▶ [Goal] Repeat each entry as written, dropping any picture you find.

• • • • •

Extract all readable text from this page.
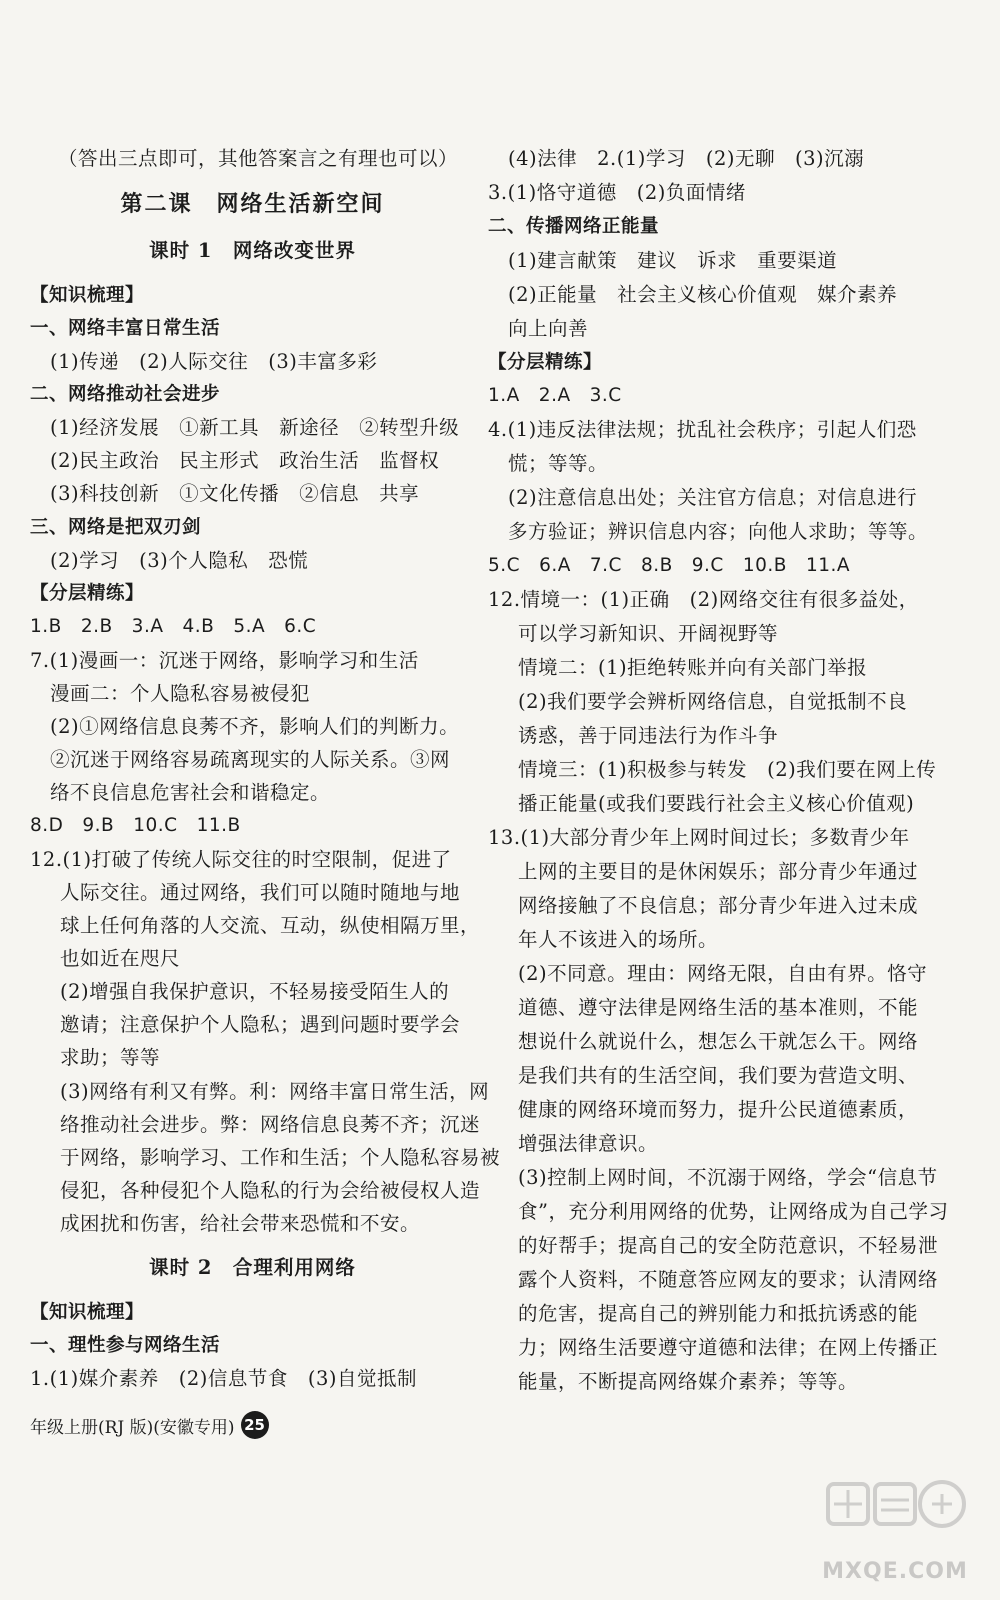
（答出三点即可，其他答案言之有理也可以）
第二课　网络生活新空间
课时 1　网络改变世界
【知识梳理】
一、网络丰富日常生活
(1)传递　(2)人际交往　(3)丰富多彩
二、网络推动社会进步
(1)经济发展　①新工具　新途径　②转型升级
(2)民主政治　民主形式　政治生活　监督权
(3)科技创新　①文化传播　②信息　共享
三、网络是把双刃剑
(2)学习　(3)个人隐私　恐慌
【分层精练】
1.B　2.B　3.A　4.B　5.A　6.C
7.(1)漫画一：沉迷于网络，影响学习和生活
漫画二：个人隐私容易被侵犯
(2)①网络信息良莠不齐，影响人们的判断力。
②沉迷于网络容易疏离现实的人际关系。③网
络不良信息危害社会和谐稳定。
8.D　9.B　10.C　11.B
12.(1)打破了传统人际交往的时空限制，促进了
人际交往。通过网络，我们可以随时随地与地
球上任何角落的人交流、互动，纵使相隔万里，
也如近在咫尺
(2)增强自我保护意识，不轻易接受陌生人的
邀请；注意保护个人隐私；遇到问题时要学会
求助；等等
(3)网络有利又有弊。利：网络丰富日常生活，网
络推动社会进步。弊：网络信息良莠不齐；沉迷
于网络，影响学习、工作和生活；个人隐私容易被
侵犯，各种侵犯个人隐私的行为会给被侵权人造
成困扰和伤害，给社会带来恐慌和不安。
课时 2　合理利用网络
【知识梳理】
一、理性参与网络生活
1.(1)媒介素养　(2)信息节食　(3)自觉抵制
年级上册(RJ 版)(安徽专用) 25
(4)法律　2.(1)学习　(2)无聊　(3)沉溺
3.(1)恪守道德　(2)负面情绪
二、传播网络正能量
(1)建言献策　建议　诉求　重要渠道
(2)正能量　社会主义核心价值观　媒介素养
向上向善
【分层精练】
1.A　2.A　3.C
4.(1)违反法律法规；扰乱社会秩序；引起人们恐
慌；等等。
(2)注意信息出处；关注官方信息；对信息进行
多方验证；辨识信息内容；向他人求助；等等。
5.C　6.A　7.C　8.B　9.C　10.B　11.A
12.情境一：(1)正确　(2)网络交往有很多益处，
可以学习新知识、开阔视野等
情境二：(1)拒绝转账并向有关部门举报
(2)我们要学会辨析网络信息，自觉抵制不良
诱惑，善于同违法行为作斗争
情境三：(1)积极参与转发　(2)我们要在网上传
播正能量(或我们要践行社会主义核心价值观)
13.(1)大部分青少年上网时间过长；多数青少年
上网的主要目的是休闲娱乐；部分青少年通过
网络接触了不良信息；部分青少年进入过未成
年人不该进入的场所。
(2)不同意。理由：网络无限，自由有界。恪守
道德、遵守法律是网络生活的基本准则，不能
想说什么就说什么，想怎么干就怎么干。网络
是我们共有的生活空间，我们要为营造文明、
健康的网络环境而努力，提升公民道德素质，
增强法律意识。
(3)控制上网时间，不沉溺于网络，学会“信息节
食”，充分利用网络的优势，让网络成为自己学习
的好帮手；提高自己的安全防范意识，不轻易泄
露个人资料，不随意答应网友的要求；认清网络
的危害，提高自己的辨别能力和抵抗诱惑的能
力；网络生活要遵守道德和法律；在网上传播正
能量，不断提高网络媒介素养；等等。
MXQE.COM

• • • • •

▶ [Response to the exercise]
Extract all readable text from this page.
（答出三点即可，其他答案言之有理也可以）
第二课　网络生活新空间
课时 1　网络改变世界
【知识梳理】
一、网络丰富日常生活
(1)传递　(2)人际交往　(3)丰富多彩
二、网络推动社会进步
(1)经济发展　①新工具　新途径　②转型升级
(2)民主政治　民主形式　政治生活　监督权
(3)科技创新　①文化传播　②信息　共享
三、网络是把双刃剑
(2)学习　(3)个人隐私　恐慌
【分层精练】
1.B　2.B　3.A　4.B　5.A　6.C
7.(1)漫画一：沉迷于网络，影响学习和生活
漫画二：个人隐私容易被侵犯
(2)①网络信息良莠不齐，影响人们的判断力。
②沉迷于网络容易疏离现实的人际关系。③网
络不良信息危害社会和谐稳定。
8.D　9.B　10.C　11.B
12.(1)打破了传统人际交往的时空限制，促进了
人际交往。通过网络，我们可以随时随地与地
球上任何角落的人交流、互动，纵使相隔万里，
也如近在咫尺
(2)增强自我保护意识，不轻易接受陌生人的
邀请；注意保护个人隐私；遇到问题时要学会
求助；等等
(3)网络有利又有弊。利：网络丰富日常生活，网
络推动社会进步。弊：网络信息良莠不齐；沉迷
于网络，影响学习、工作和生活；个人隐私容易被
侵犯，各种侵犯个人隐私的行为会给被侵权人造
成困扰和伤害，给社会带来恐慌和不安。
课时 2　合理利用网络
【知识梳理】
一、理性参与网络生活
1.(1)媒介素养　(2)信息节食　(3)自觉抵制
年级上册(RJ 版)(安徽专用) 25
(4)法律　2.(1)学习　(2)无聊　(3)沉溺
3.(1)恪守道德　(2)负面情绪
二、传播网络正能量
(1)建言献策　建议　诉求　重要渠道
(2)正能量　社会主义核心价值观　媒介素养
向上向善
【分层精练】
1.A　2.A　3.C
4.(1)违反法律法规；扰乱社会秩序；引起人们恐
慌；等等。
(2)注意信息出处；关注官方信息；对信息进行
多方验证；辨识信息内容；向他人求助；等等。
5.C　6.A　7.C　8.B　9.C　10.B　11.A
12.情境一：(1)正确　(2)网络交往有很多益处，
可以学习新知识、开阔视野等
情境二：(1)拒绝转账并向有关部门举报
(2)我们要学会辨析网络信息，自觉抵制不良
诱惑，善于同违法行为作斗争
情境三：(1)积极参与转发　(2)我们要在网上传
播正能量(或我们要践行社会主义核心价值观)
13.(1)大部分青少年上网时间过长；多数青少年
上网的主要目的是休闲娱乐；部分青少年通过
网络接触了不良信息；部分青少年进入过未成
年人不该进入的场所。
(2)不同意。理由：网络无限，自由有界。恪守
道德、遵守法律是网络生活的基本准则，不能
想说什么就说什么，想怎么干就怎么干。网络
是我们共有的生活空间，我们要为营造文明、
健康的网络环境而努力，提升公民道德素质，
增强法律意识。
(3)控制上网时间，不沉溺于网络，学会“信息节
食”，充分利用网络的优势，让网络成为自己学习
的好帮手；提高自己的安全防范意识，不轻易泄
露个人资料，不随意答应网友的要求；认清网络
的危害，提高自己的辨别能力和抵抗诱惑的能
力；网络生活要遵守道德和法律；在网上传播正
能量，不断提高网络媒介素养；等等。
MXQE.COM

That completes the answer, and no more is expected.